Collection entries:
— START —
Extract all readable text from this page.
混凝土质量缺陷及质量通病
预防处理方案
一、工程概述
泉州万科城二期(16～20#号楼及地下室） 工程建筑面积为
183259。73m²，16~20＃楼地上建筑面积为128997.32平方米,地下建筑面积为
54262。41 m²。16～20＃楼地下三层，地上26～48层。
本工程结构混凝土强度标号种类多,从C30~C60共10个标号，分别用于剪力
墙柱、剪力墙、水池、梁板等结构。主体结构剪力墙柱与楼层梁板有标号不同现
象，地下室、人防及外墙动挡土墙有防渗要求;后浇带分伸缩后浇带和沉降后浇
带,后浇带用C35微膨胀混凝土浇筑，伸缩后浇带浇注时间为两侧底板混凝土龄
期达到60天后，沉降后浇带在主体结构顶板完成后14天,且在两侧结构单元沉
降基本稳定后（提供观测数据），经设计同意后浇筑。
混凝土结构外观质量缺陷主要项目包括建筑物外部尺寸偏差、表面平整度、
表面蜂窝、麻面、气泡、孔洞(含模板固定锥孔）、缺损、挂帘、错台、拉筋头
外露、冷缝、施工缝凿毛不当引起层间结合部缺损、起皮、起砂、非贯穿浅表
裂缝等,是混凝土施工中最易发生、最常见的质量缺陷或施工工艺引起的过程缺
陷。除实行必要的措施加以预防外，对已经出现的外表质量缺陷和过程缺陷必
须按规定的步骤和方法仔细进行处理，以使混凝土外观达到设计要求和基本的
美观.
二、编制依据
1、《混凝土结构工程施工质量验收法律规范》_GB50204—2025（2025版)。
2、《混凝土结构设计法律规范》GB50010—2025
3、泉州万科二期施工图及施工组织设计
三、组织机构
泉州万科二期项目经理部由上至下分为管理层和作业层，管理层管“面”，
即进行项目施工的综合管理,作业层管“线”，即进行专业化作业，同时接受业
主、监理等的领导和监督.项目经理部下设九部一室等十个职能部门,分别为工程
— END —
* Directive *
Output the records exactly, including every line.

* Worked solution *
Extract all readable text from this page.
混凝土质量缺陷及质量通病
预防处理方案
一、工程概述
泉州万科城二期(16～20#号楼及地下室） 工程建筑面积为
183259。73m²，16~20＃楼地上建筑面积为128997.32平方米,地下建筑面积为
54262。41 m²。16～20＃楼地下三层，地上26～48层。
本工程结构混凝土强度标号种类多,从C30~C60共10个标号，分别用于剪力
墙柱、剪力墙、水池、梁板等结构。主体结构剪力墙柱与楼层梁板有标号不同现
象，地下室、人防及外墙动挡土墙有防渗要求;后浇带分伸缩后浇带和沉降后浇
带,后浇带用C35微膨胀混凝土浇筑，伸缩后浇带浇注时间为两侧底板混凝土龄
期达到60天后，沉降后浇带在主体结构顶板完成后14天,且在两侧结构单元沉
降基本稳定后（提供观测数据），经设计同意后浇筑。
混凝土结构外观质量缺陷主要项目包括建筑物外部尺寸偏差、表面平整度、
表面蜂窝、麻面、气泡、孔洞(含模板固定锥孔）、缺损、挂帘、错台、拉筋头
外露、冷缝、施工缝凿毛不当引起层间结合部缺损、起皮、起砂、非贯穿浅表
裂缝等,是混凝土施工中最易发生、最常见的质量缺陷或施工工艺引起的过程缺
陷。除实行必要的措施加以预防外，对已经出现的外表质量缺陷和过程缺陷必
须按规定的步骤和方法仔细进行处理，以使混凝土外观达到设计要求和基本的
美观.
二、编制依据
1、《混凝土结构工程施工质量验收法律规范》_GB50204—2025（2025版)。
2、《混凝土结构设计法律规范》GB50010—2025
3、泉州万科二期施工图及施工组织设计
三、组织机构
泉州万科二期项目经理部由上至下分为管理层和作业层，管理层管“面”，
即进行项目施工的综合管理,作业层管“线”，即进行专业化作业，同时接受业
主、监理等的领导和监督.项目经理部下设九部一室等十个职能部门,分别为工程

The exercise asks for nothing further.